### What to work on
Copy the data that follows exactly. Include no pictures.
•••
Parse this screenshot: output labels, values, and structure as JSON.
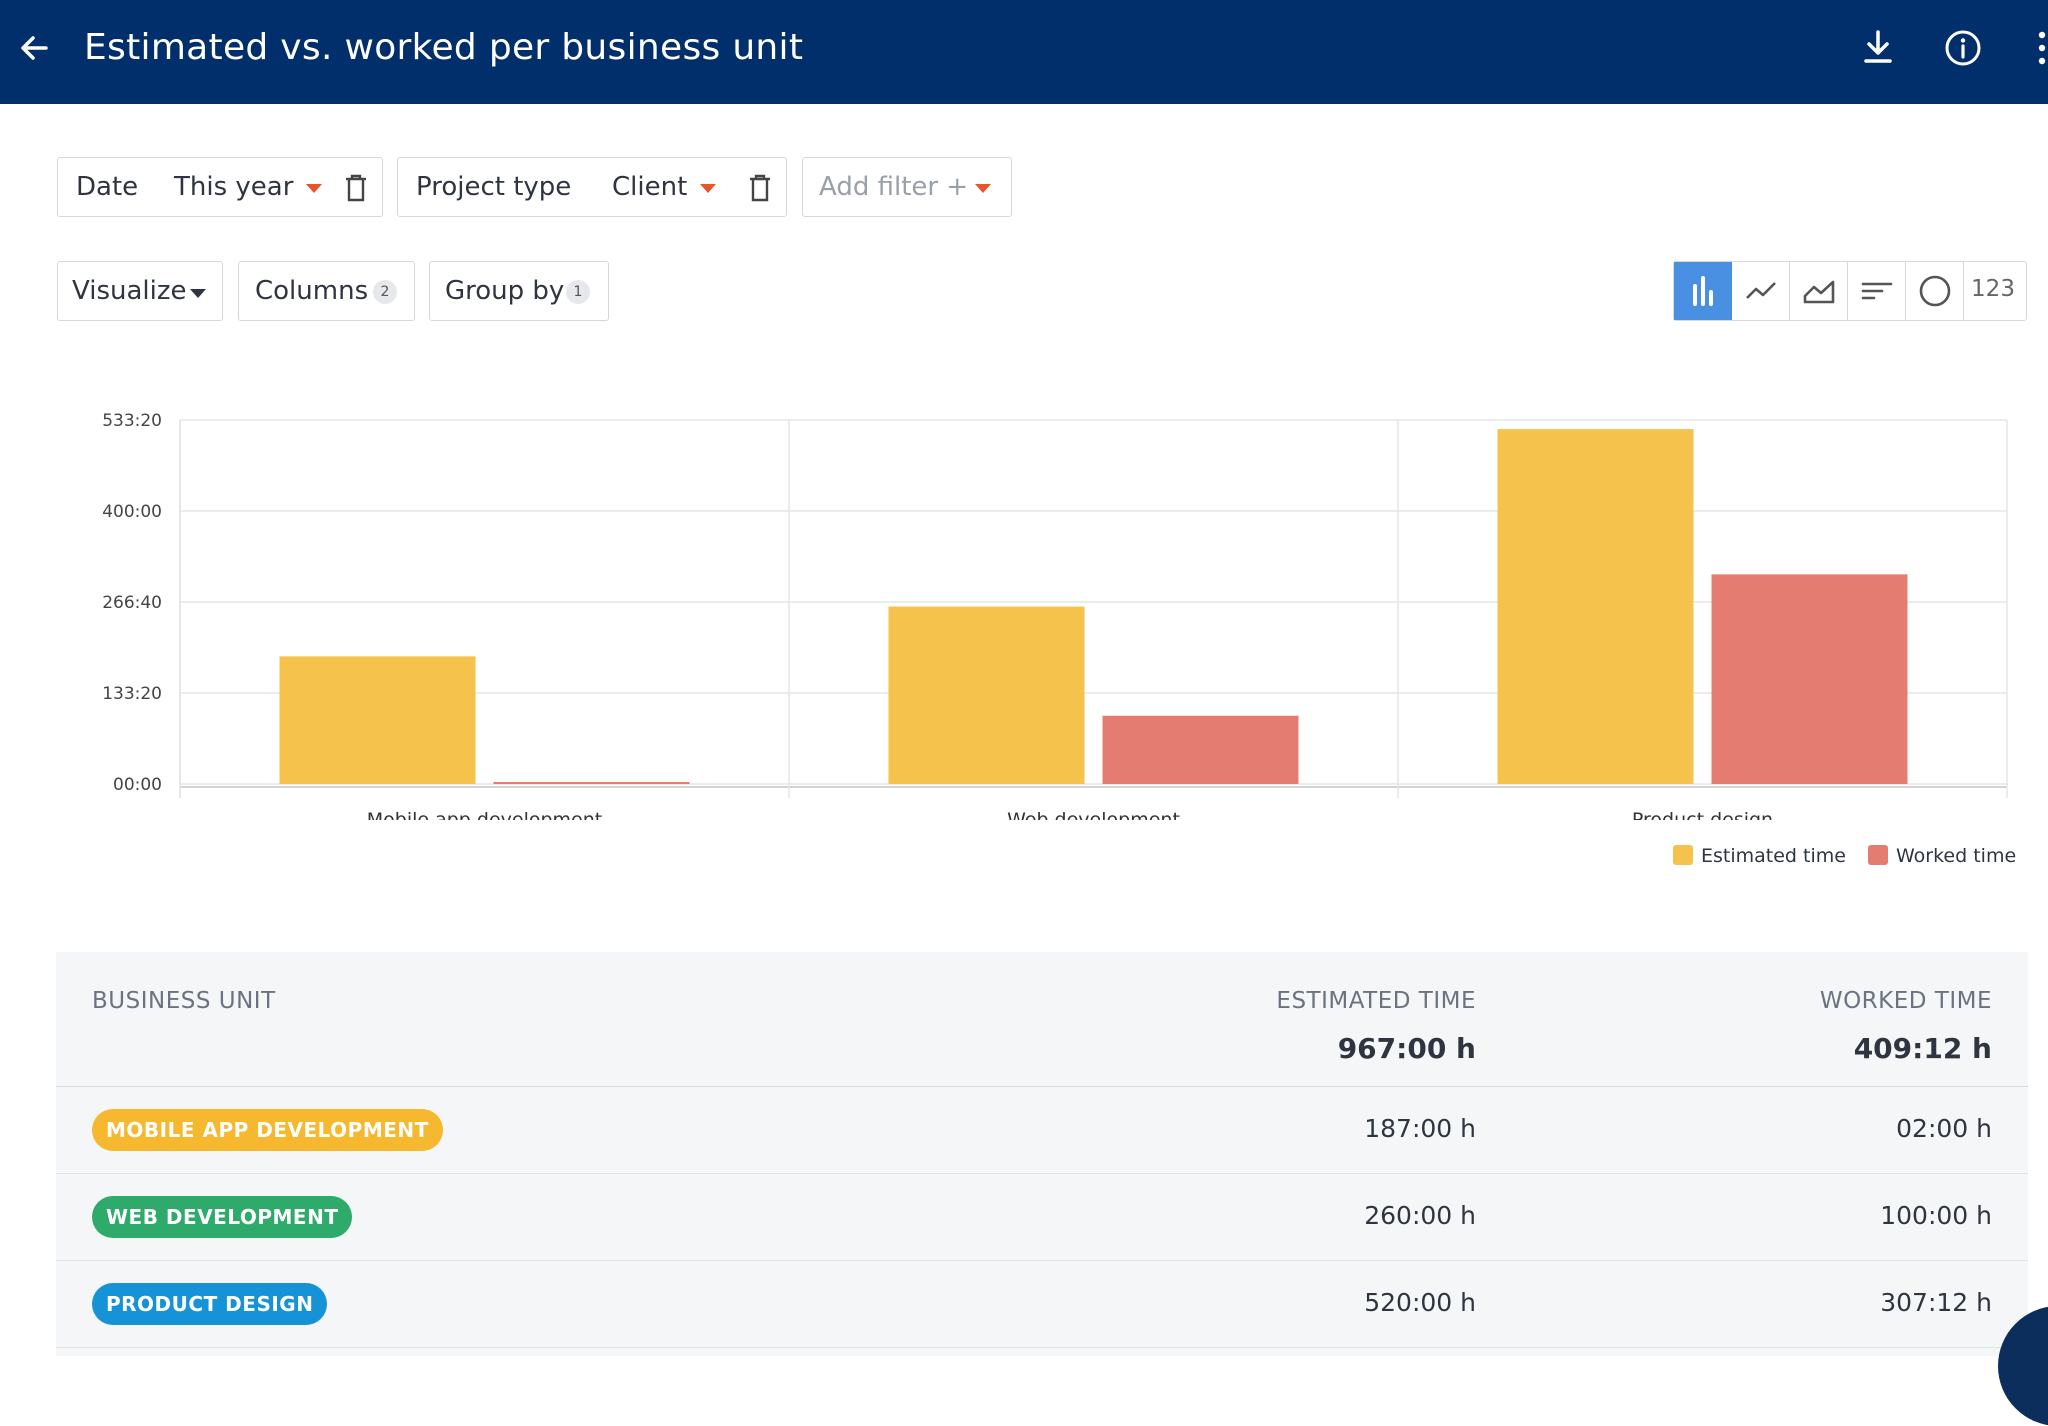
{
  "header": {
    "title": "Estimated vs. worked per business unit"
  },
  "filters": [
    {
      "name": "Date",
      "value": "This year"
    },
    {
      "name": "Project type",
      "value": "Client"
    }
  ],
  "add_filter": "Add filter +",
  "controls": {
    "visualize": "Visualize",
    "columns": "Columns",
    "columns_count": "2",
    "group_by": "Group by",
    "group_by_count": "1"
  },
  "viz_types": [
    "bar",
    "line",
    "area",
    "horizontal-bar",
    "pie",
    "number"
  ],
  "viz_number_label": "123",
  "chart_data": {
    "type": "bar",
    "categories": [
      "Mobile app development",
      "Web development",
      "Product design"
    ],
    "series": [
      {
        "name": "Estimated time",
        "values": [
          187,
          260,
          520
        ],
        "color": "#f5c24b"
      },
      {
        "name": "Worked time",
        "values": [
          2,
          100,
          307.2
        ],
        "color": "#e57c72"
      }
    ],
    "ylim": [
      0,
      533.33
    ],
    "y_ticks": [
      0,
      133.33,
      266.67,
      400,
      533.33
    ],
    "y_tick_labels": [
      "00:00",
      "133:20",
      "266:40",
      "400:00",
      "533:20"
    ],
    "grid": true,
    "legend": "bottom-right"
  },
  "table": {
    "headers": {
      "unit": "BUSINESS UNIT",
      "estimated": "ESTIMATED TIME",
      "worked": "WORKED TIME"
    },
    "totals": {
      "estimated": "967:00 h",
      "worked": "409:12 h"
    },
    "rows": [
      {
        "unit": "MOBILE APP DEVELOPMENT",
        "color": "#f5b82e",
        "estimated": "187:00 h",
        "worked": "02:00 h"
      },
      {
        "unit": "WEB DEVELOPMENT",
        "color": "#2eaa6a",
        "estimated": "260:00 h",
        "worked": "100:00 h"
      },
      {
        "unit": "PRODUCT DESIGN",
        "color": "#1693d6",
        "estimated": "520:00 h",
        "worked": "307:12 h"
      }
    ]
  }
}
•••
### Answer in full
Parse this screenshot: output labels, values, and structure as JSON.
{
  "header": {
    "title": "Estimated vs. worked per business unit"
  },
  "filters": [
    {
      "name": "Date",
      "value": "This year"
    },
    {
      "name": "Project type",
      "value": "Client"
    }
  ],
  "add_filter": "Add filter +",
  "controls": {
    "visualize": "Visualize",
    "columns": "Columns",
    "columns_count": "2",
    "group_by": "Group by",
    "group_by_count": "1"
  },
  "viz_types": [
    "bar",
    "line",
    "area",
    "horizontal-bar",
    "pie",
    "number"
  ],
  "viz_number_label": "123",
  "chart_data": {
    "type": "bar",
    "categories": [
      "Mobile app development",
      "Web development",
      "Product design"
    ],
    "series": [
      {
        "name": "Estimated time",
        "values": [
          187,
          260,
          520
        ],
        "color": "#f5c24b"
      },
      {
        "name": "Worked time",
        "values": [
          2,
          100,
          307.2
        ],
        "color": "#e57c72"
      }
    ],
    "ylim": [
      0,
      533.33
    ],
    "y_ticks": [
      0,
      133.33,
      266.67,
      400,
      533.33
    ],
    "y_tick_labels": [
      "00:00",
      "133:20",
      "266:40",
      "400:00",
      "533:20"
    ],
    "grid": true,
    "legend": "bottom-right"
  },
  "table": {
    "headers": {
      "unit": "BUSINESS UNIT",
      "estimated": "ESTIMATED TIME",
      "worked": "WORKED TIME"
    },
    "totals": {
      "estimated": "967:00 h",
      "worked": "409:12 h"
    },
    "rows": [
      {
        "unit": "MOBILE APP DEVELOPMENT",
        "color": "#f5b82e",
        "estimated": "187:00 h",
        "worked": "02:00 h"
      },
      {
        "unit": "WEB DEVELOPMENT",
        "color": "#2eaa6a",
        "estimated": "260:00 h",
        "worked": "100:00 h"
      },
      {
        "unit": "PRODUCT DESIGN",
        "color": "#1693d6",
        "estimated": "520:00 h",
        "worked": "307:12 h"
      }
    ]
  }
}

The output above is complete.